DIRECTIONS. Gather all lines with the word "this" in them.

Extracted data entries.
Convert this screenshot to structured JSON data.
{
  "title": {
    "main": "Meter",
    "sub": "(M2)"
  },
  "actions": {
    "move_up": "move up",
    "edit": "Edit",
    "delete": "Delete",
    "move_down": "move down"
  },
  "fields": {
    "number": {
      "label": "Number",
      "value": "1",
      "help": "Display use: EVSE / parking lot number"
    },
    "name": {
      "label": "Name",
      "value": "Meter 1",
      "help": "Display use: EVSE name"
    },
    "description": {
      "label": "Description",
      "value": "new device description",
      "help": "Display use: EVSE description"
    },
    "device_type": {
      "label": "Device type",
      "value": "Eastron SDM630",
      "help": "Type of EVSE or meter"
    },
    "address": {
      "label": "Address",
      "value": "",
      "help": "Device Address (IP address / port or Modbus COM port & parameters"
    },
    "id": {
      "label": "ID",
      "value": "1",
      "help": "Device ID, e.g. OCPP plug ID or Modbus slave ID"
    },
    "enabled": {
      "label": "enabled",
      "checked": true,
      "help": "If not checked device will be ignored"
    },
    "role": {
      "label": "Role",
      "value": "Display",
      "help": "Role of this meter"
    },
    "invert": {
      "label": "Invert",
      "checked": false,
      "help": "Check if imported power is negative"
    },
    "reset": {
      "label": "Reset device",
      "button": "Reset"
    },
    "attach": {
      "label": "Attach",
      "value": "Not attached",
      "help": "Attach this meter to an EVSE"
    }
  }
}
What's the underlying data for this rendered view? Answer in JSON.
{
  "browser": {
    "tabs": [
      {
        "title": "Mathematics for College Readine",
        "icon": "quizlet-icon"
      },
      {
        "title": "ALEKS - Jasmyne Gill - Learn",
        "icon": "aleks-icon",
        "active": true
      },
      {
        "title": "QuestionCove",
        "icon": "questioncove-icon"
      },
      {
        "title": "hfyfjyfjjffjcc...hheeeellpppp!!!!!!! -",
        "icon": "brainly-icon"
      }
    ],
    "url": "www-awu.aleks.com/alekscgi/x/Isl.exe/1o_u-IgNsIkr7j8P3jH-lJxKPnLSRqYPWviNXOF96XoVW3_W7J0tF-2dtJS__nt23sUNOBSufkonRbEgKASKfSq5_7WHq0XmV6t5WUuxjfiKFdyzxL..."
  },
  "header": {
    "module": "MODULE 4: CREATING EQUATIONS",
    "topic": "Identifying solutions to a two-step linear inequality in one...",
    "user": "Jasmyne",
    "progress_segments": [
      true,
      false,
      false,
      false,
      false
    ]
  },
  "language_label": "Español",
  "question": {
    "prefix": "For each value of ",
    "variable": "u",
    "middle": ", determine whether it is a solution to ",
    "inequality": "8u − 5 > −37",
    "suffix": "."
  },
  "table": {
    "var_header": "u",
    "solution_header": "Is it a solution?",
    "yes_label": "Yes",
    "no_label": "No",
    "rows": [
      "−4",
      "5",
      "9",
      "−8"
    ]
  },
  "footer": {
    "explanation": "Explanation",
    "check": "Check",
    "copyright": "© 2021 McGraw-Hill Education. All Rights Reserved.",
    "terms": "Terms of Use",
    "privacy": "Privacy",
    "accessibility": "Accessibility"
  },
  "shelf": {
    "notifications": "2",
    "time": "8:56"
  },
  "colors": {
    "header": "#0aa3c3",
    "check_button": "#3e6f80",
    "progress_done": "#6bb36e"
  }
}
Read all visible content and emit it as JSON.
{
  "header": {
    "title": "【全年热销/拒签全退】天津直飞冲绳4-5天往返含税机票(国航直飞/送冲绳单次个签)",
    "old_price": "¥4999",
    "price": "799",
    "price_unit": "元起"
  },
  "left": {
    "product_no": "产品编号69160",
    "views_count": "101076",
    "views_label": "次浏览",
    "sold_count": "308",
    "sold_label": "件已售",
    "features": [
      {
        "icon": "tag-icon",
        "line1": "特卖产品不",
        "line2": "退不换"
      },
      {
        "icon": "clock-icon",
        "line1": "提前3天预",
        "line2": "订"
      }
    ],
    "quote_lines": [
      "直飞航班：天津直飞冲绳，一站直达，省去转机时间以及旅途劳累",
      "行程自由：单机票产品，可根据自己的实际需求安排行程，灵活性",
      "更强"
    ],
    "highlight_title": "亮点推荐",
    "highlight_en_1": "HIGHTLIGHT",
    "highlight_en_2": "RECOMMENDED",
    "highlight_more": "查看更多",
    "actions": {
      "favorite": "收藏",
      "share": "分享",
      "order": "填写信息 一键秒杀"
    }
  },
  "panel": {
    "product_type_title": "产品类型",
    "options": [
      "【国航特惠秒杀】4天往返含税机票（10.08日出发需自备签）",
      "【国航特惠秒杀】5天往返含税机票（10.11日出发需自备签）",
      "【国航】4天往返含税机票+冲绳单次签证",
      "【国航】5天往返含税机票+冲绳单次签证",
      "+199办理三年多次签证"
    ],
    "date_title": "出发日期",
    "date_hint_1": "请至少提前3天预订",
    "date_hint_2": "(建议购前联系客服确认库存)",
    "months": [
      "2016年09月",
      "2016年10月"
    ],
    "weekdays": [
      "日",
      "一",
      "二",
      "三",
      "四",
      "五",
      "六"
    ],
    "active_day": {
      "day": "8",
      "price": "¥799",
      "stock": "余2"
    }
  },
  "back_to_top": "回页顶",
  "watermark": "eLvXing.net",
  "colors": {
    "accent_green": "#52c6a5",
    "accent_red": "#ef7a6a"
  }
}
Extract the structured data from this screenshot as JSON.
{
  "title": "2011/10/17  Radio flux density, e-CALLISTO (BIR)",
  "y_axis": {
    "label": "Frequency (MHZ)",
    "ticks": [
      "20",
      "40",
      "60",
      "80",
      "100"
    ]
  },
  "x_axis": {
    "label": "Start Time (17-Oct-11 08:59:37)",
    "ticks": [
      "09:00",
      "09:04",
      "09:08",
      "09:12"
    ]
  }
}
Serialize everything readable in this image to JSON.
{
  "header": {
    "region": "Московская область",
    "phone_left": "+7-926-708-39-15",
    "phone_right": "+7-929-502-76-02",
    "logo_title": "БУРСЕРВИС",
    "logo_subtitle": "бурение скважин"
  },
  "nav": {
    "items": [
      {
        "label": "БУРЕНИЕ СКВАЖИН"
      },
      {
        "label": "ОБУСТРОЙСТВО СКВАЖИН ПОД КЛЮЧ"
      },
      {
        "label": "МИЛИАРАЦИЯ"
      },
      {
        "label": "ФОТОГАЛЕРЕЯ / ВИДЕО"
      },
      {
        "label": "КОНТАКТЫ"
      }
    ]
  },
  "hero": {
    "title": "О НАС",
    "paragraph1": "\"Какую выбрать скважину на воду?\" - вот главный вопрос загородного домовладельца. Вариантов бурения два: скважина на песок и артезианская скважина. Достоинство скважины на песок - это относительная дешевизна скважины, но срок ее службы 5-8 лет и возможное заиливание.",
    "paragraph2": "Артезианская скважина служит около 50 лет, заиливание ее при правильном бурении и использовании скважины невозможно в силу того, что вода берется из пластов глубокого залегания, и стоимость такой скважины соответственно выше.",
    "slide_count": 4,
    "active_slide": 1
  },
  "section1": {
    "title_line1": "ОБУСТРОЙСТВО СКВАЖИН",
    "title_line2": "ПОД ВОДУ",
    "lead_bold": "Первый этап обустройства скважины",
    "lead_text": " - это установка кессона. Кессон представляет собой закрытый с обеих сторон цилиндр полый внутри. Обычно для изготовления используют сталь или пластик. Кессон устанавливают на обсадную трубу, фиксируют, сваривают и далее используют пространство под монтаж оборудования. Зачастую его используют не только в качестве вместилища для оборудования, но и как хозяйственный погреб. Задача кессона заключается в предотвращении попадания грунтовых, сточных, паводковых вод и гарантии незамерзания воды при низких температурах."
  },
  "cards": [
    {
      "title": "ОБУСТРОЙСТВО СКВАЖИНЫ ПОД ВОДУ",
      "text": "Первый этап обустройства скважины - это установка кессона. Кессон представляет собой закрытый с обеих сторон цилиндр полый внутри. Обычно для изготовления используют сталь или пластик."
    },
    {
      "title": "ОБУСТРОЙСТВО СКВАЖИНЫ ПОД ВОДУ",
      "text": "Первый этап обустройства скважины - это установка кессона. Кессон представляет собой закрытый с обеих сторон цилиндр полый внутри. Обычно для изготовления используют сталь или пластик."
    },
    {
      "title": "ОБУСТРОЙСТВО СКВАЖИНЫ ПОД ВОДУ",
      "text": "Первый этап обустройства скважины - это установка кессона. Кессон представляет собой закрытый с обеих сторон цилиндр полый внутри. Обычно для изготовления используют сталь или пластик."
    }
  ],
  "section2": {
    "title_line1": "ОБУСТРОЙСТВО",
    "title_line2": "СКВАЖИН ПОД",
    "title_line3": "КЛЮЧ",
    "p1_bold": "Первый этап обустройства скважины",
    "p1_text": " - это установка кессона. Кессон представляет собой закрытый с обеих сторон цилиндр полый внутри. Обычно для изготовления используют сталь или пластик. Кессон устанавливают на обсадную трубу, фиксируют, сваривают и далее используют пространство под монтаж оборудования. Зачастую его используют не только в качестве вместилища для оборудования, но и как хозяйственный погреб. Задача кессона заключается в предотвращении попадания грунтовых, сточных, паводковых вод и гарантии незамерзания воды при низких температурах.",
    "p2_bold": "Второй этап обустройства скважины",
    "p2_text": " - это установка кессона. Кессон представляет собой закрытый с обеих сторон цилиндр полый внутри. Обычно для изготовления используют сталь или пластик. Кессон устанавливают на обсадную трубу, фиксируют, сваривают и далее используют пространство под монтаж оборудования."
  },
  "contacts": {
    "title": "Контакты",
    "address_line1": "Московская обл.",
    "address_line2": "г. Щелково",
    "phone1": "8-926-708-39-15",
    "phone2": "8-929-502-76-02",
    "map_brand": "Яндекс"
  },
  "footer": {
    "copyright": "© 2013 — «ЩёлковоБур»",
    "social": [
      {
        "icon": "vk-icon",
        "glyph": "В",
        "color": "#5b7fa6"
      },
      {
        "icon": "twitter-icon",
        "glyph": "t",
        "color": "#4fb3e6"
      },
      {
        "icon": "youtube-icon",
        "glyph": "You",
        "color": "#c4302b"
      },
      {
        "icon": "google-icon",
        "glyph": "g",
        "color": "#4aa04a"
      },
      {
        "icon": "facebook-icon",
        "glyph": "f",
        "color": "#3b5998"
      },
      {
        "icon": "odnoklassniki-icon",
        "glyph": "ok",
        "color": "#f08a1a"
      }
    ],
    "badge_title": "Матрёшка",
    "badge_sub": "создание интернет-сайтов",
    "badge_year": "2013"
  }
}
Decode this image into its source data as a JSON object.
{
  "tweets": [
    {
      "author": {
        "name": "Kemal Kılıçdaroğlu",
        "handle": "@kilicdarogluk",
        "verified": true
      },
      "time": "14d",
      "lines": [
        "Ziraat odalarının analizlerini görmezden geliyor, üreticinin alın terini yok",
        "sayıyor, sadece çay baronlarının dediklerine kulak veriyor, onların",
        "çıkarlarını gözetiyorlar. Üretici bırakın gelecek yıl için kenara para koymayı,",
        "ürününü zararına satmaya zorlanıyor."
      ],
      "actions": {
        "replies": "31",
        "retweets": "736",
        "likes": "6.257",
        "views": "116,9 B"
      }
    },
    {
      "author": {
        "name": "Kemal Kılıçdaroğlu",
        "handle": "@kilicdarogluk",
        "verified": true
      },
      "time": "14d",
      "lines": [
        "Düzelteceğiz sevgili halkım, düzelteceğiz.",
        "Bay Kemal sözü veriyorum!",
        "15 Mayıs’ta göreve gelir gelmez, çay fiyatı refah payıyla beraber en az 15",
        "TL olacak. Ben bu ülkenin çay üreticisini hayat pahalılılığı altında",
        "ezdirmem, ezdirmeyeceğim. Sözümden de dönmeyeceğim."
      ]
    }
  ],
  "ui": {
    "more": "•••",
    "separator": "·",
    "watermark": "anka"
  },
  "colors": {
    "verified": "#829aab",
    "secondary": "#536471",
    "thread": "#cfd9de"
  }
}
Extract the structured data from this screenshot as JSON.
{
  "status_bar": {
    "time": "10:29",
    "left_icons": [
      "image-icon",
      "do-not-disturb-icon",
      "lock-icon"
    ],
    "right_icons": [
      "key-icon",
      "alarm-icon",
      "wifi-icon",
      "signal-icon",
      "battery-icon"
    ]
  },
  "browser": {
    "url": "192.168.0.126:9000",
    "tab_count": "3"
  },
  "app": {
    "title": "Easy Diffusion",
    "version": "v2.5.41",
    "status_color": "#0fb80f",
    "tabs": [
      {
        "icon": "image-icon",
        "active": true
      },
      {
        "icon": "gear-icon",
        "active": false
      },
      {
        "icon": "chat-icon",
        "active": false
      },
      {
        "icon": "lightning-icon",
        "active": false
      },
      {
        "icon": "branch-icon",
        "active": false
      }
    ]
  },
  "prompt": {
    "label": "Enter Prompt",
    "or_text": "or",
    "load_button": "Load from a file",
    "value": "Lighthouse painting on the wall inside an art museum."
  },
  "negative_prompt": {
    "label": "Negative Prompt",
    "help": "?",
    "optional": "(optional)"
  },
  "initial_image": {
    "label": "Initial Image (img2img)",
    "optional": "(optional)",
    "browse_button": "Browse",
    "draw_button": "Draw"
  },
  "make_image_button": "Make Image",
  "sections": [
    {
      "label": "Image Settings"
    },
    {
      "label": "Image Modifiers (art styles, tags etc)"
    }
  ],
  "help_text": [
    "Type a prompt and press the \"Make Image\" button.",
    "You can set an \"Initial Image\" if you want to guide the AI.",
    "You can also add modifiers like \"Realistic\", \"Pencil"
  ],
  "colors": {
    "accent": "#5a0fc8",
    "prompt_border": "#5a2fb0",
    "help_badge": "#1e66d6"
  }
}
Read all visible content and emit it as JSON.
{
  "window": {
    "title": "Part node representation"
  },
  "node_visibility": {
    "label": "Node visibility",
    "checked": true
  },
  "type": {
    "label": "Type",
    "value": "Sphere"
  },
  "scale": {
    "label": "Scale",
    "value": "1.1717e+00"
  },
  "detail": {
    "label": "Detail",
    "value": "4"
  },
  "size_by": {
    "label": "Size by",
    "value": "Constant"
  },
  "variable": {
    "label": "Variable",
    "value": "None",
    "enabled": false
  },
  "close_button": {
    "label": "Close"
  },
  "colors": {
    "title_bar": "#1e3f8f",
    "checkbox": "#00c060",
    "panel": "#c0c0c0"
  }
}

COMPLETE ANSWER.
Convert this screenshot to structured JSON data.
      "help": "Role of this meter"
      "help": "Attach this meter to an EVSE"
What's the underlying data for this rendered view? Answer in JSON.
Extract the structured data from this screenshot as JSON.
Serialize everything readable in this image to JSON.
Decode this image into its source data as a JSON object.
Extract the structured data from this screenshot as JSON.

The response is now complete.